• Request
Check every line below for the word "Recompensas" and show those that hold it.
— Start of Data listing —
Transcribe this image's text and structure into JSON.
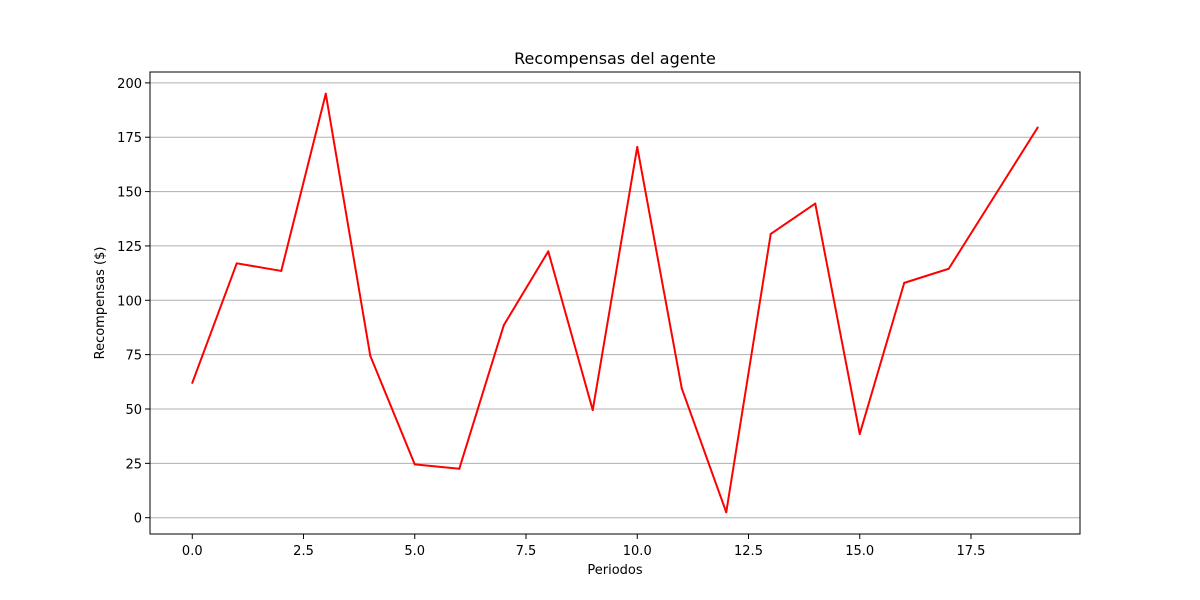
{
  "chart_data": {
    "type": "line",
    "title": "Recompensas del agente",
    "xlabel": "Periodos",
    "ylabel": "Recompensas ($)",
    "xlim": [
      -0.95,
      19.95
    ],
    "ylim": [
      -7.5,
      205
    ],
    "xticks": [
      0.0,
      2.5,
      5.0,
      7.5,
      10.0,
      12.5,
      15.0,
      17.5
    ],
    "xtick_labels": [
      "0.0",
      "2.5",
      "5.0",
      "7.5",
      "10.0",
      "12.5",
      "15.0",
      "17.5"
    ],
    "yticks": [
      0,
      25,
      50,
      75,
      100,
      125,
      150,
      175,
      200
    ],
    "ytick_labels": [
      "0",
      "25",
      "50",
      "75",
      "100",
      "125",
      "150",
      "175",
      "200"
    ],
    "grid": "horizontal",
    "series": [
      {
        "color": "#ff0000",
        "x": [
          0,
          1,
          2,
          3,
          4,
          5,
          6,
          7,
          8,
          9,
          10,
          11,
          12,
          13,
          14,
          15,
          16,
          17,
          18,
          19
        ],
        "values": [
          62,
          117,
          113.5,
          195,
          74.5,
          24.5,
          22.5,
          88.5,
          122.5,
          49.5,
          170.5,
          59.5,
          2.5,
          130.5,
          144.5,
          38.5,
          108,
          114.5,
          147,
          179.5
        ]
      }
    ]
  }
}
— End of Data listing —
• Output of the task
    "title": "Recompensas del agente",
    "ylabel": "Recompensas ($)",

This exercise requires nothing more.